How to: Clone a Project and Copy Data Rows and Labels in Labelbox

smutta · June 14, 2024, 6:08am

Hello Labelbox Community!

In this post, we’ll guide you through the process of cloning an existing project and copying data rows along with their labels to a new project. This can be very useful when you need to duplicate a project setup and its data for different tasks or teams. Let’s get started!

Prerequisites

Before you start, make sure you have:

Labelbox API key.
Labelbox Python SDK installed. If not, install it using:

%pip install -q --upgrade "labelbox[data]"

Step-by-Step Guide

1. Set Up Your Labelbox Client

First, initialize your Labelbox client with your API key.

import labelbox as lb

API_KEY = 'YOUR_API_KEY_HERE'
client = lb.Client(api_key=API_KEY)

2. Clone the Source Project

Use the clone method to duplicate your existing project.

# Get the source project using its ID
source_project = client.get_project("YOUR_SOURCE_PROJECT_ID")

# Clone the source project
destination_project = source_project.clone()
print(f"Cloned project ID: {destination_project.uid}")

3. Copy Data Rows and Labels

To copy our data rows and labels to a different project from a source project, use the client.send_to_annotate_from_catalog method with our Labelbox client.

Note: Send to Annotate does not currently support consensus projects.
..............................
*TASK STATEMENT*.
Carry on the Labelbox guide to cloning a project and copying data rows and labels, picking up right after its last sentence. The material after this point stands on its own and is not part of the Labelbox guide.

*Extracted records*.
..............................
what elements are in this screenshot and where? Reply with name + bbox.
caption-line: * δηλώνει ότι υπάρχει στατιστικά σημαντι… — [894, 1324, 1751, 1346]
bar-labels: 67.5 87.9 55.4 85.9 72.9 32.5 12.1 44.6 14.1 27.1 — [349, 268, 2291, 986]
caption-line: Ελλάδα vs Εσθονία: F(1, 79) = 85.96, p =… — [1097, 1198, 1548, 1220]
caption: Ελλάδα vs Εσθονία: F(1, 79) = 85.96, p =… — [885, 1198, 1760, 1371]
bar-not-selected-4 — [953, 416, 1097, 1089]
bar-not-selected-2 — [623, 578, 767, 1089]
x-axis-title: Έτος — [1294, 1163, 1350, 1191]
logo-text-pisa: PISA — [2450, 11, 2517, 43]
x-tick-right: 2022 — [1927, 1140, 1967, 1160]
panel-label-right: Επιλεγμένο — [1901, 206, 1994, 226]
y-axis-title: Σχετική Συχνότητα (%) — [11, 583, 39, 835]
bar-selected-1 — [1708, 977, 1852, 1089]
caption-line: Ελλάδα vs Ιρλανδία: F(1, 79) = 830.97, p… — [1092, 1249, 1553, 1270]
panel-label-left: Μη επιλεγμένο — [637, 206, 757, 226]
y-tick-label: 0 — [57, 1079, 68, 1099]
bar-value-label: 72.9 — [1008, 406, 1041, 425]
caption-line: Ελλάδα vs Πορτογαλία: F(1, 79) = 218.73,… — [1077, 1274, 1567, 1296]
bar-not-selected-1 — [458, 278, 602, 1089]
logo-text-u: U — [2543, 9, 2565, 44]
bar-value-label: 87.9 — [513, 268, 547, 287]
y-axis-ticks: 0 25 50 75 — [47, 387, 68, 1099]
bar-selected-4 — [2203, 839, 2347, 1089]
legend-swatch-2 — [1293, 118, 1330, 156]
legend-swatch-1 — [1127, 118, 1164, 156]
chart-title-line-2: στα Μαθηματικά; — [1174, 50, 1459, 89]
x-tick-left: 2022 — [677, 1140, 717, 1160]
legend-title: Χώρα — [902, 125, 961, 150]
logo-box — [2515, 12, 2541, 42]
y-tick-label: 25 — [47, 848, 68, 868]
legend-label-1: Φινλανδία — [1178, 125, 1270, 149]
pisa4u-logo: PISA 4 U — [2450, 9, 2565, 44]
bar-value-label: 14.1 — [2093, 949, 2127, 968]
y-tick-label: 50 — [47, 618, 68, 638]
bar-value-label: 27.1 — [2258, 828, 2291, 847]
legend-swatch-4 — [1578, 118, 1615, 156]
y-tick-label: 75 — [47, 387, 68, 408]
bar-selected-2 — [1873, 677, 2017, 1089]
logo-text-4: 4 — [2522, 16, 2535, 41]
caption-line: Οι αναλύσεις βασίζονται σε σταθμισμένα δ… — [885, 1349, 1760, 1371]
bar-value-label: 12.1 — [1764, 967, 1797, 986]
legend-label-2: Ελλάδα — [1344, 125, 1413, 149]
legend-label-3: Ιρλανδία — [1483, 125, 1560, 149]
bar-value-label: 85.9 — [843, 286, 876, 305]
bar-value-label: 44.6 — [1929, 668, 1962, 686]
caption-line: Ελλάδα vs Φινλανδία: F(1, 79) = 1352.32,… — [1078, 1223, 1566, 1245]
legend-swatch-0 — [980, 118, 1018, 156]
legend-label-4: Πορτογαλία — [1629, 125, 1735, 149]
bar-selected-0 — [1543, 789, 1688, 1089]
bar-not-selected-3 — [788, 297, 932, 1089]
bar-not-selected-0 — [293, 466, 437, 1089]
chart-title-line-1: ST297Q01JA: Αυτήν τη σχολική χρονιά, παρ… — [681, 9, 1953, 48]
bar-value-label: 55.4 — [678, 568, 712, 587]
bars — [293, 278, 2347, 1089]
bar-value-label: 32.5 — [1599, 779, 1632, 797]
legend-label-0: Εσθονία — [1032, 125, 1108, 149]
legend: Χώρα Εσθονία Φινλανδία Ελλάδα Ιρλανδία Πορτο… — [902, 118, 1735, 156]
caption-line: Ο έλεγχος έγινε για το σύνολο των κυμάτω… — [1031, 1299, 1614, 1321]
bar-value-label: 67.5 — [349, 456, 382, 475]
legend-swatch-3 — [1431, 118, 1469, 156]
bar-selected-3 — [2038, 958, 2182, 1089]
..............................
*EXERCISE OUTPUT*.
Parameters: When you send data rows with labels to our destination project, you may choose to include or exclude certain parameters inside a Python dictionary. At a minimum, a source_project_id will need to be provided:

annotation_ontology_mapping: A dictionary containing the mapping of the source project’s ontology feature schema IDs to the destination project’s ontology feature schema IDs. If left empty, only the data rows with no labels will be sent to our destination project.

{"<source_feature_schema_id>": "<destination_feature_schema_id>"}

override_existing_annotations_rule: The strategy defines how to handle conflicts in classifications between the data rows that already exist in the project and incoming labels from the source project.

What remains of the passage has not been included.